[DATASET ENTRIES]
** Start **

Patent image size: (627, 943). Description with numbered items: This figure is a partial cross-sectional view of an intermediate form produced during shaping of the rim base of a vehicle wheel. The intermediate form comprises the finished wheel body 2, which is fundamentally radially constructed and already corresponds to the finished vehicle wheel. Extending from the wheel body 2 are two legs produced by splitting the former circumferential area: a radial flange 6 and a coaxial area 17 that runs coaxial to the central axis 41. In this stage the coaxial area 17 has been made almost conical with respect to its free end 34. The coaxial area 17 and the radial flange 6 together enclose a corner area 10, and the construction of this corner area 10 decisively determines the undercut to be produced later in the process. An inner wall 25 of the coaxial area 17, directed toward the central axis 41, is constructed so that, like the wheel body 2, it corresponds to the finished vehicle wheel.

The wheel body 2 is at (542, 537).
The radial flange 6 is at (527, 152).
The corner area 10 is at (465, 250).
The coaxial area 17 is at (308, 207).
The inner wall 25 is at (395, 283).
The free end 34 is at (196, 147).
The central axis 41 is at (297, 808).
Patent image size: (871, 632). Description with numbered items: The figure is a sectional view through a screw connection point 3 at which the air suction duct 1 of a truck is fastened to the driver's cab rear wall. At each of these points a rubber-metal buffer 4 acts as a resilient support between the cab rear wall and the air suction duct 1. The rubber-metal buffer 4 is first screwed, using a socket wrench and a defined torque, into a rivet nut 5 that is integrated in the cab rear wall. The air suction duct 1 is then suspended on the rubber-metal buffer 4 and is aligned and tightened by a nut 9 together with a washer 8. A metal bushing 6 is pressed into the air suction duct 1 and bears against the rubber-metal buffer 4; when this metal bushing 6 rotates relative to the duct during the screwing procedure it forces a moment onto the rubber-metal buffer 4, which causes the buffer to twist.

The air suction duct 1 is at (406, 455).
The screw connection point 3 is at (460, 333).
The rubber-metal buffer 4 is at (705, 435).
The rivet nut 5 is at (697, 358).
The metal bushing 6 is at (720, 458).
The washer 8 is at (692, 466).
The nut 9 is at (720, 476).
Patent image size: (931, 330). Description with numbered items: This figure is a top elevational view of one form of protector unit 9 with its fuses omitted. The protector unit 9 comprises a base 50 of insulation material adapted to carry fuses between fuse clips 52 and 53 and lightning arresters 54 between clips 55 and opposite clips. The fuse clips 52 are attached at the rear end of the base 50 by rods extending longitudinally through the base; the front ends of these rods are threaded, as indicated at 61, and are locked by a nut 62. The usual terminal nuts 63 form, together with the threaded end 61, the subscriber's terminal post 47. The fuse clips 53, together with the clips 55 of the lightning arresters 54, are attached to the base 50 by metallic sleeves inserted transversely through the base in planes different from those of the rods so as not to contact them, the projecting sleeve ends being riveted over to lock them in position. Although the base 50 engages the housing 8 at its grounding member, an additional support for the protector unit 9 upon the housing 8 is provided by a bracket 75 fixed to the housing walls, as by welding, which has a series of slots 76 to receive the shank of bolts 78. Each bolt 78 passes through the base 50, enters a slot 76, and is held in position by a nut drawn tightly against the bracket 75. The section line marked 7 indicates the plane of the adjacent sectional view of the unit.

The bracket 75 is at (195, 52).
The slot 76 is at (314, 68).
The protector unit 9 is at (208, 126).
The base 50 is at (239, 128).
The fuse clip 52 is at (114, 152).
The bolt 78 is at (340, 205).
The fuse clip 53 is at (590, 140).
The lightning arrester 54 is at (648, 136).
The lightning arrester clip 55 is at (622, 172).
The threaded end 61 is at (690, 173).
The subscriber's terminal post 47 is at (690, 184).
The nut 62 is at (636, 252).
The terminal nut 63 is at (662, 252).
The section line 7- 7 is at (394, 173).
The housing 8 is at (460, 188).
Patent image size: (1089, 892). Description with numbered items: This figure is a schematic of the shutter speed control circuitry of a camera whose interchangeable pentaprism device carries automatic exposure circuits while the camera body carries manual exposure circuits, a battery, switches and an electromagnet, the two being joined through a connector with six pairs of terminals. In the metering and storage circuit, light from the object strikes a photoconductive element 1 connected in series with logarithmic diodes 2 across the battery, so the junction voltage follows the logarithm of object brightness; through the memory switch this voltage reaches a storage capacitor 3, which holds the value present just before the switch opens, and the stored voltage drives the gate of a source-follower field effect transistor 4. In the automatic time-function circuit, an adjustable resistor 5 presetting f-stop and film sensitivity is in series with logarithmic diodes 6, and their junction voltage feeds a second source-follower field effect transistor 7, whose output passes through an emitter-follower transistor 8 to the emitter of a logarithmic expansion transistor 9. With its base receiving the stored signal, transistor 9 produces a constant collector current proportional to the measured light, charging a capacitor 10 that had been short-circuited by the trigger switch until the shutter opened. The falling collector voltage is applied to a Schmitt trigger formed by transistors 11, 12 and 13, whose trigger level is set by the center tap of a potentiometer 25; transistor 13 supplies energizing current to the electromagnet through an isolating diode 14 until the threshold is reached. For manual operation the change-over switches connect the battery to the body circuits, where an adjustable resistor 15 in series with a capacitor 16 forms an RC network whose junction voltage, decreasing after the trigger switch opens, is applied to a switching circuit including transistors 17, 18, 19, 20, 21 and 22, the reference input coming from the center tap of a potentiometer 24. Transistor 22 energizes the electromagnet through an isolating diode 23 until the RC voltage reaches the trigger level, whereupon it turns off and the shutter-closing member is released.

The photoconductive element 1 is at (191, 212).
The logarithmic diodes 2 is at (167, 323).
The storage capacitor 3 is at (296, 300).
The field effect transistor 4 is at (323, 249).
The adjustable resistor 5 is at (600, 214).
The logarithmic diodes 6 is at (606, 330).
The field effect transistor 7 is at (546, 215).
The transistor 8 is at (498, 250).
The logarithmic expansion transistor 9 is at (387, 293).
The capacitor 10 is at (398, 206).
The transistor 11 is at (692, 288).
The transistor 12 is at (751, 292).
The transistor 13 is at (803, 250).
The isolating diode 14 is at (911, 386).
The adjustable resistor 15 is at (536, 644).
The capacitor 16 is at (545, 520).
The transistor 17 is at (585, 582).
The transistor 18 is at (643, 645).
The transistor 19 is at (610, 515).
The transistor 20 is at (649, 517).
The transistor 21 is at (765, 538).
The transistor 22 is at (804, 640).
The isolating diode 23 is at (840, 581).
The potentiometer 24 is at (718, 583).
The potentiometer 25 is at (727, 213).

** End **

Render the records above as a JSON list of strings, from their first line up to and including the line containing "The central axis 41 is at (297, 808).", with one string per line and blank lines left out.

[
  "Patent image size: (627, 943). Description with numbered items: This figure is a partial cross-sectional view of an intermediate form produced during shaping of the rim base of a vehicle wheel. The intermediate form comprises the finished wheel body 2, which is fundamentally radially constructed and already corresponds to the finished vehicle wheel. Extending from the wheel body 2 are two legs produced by splitting the former circumferential area: a radial flange 6 and a coaxial area 17 that runs coaxial to the central axis 41. In this stage the coaxial area 17 has been made almost conical with respect to its free end 34. The coaxial area 17 and the radial flange 6 together enclose a corner area 10, and the construction of this corner area 10 decisively determines the undercut to be produced later in the process. An inner wall 25 of the coaxial area 17, directed toward the central axis 41, is constructed so that, like the wheel body 2, it corresponds to the finished vehicle wheel.",
  "The wheel body 2 is at (542, 537).",
  "The radial flange 6 is at (527, 152).",
  "The corner area 10 is at (465, 250).",
  "The coaxial area 17 is at (308, 207).",
  "The inner wall 25 is at (395, 283).",
  "The free end 34 is at (196, 147).",
  "The central axis 41 is at (297, 808)."
]